Record set |
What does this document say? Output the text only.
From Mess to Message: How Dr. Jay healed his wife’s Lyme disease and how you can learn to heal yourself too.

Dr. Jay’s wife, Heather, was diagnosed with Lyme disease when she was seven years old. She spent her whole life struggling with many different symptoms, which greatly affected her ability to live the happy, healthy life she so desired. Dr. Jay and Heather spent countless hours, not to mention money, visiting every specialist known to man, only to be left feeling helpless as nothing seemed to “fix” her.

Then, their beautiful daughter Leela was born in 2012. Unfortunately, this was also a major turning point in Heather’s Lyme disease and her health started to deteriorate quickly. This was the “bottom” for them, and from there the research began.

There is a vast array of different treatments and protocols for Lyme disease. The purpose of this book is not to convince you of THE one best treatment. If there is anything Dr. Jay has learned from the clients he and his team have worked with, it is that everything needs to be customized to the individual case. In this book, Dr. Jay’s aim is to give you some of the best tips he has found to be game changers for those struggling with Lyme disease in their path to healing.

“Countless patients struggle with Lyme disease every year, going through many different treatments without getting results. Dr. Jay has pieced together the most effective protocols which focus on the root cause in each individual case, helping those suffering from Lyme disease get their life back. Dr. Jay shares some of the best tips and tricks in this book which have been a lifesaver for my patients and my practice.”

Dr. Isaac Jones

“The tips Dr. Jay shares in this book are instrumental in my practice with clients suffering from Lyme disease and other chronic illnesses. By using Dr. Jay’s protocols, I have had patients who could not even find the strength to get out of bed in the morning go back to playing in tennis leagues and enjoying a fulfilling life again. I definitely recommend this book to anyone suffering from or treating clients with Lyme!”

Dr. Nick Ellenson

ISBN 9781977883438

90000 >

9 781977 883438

Exercise brief | In full and without changes, give the data above once more.

Result |
What does this document say? Output the text only.
From Mess to Message: How Dr. Jay healed his wife’s Lyme disease and how you can learn to heal yourself too.

Dr. Jay’s wife, Heather, was diagnosed with Lyme disease when she was seven years old. She spent her whole life struggling with many different symptoms, which greatly affected her ability to live the happy, healthy life she so desired. Dr. Jay and Heather spent countless hours, not to mention money, visiting every specialist known to man, only to be left feeling helpless as nothing seemed to “fix” her.

Then, their beautiful daughter Leela was born in 2012. Unfortunately, this was also a major turning point in Heather’s Lyme disease and her health started to deteriorate quickly. This was the “bottom” for them, and from there the research began.

There is a vast array of different treatments and protocols for Lyme disease. The purpose of this book is not to convince you of THE one best treatment. If there is anything Dr. Jay has learned from the clients he and his team have worked with, it is that everything needs to be customized to the individual case. In this book, Dr. Jay’s aim is to give you some of the best tips he has found to be game changers for those struggling with Lyme disease in their path to healing.

“Countless patients struggle with Lyme disease every year, going through many different treatments without getting results. Dr. Jay has pieced together the most effective protocols which focus on the root cause in each individual case, helping those suffering from Lyme disease get their life back. Dr. Jay shares some of the best tips and tricks in this book which have been a lifesaver for my patients and my practice.”

Dr. Isaac Jones

“The tips Dr. Jay shares in this book are instrumental in my practice with clients suffering from Lyme disease and other chronic illnesses. By using Dr. Jay’s protocols, I have had patients who could not even find the strength to get out of bed in the morning go back to playing in tennis leagues and enjoying a fulfilling life again. I definitely recommend this book to anyone suffering from or treating clients with Lyme!”

Dr. Nick Ellenson

ISBN 9781977883438

90000 >

9 781977 883438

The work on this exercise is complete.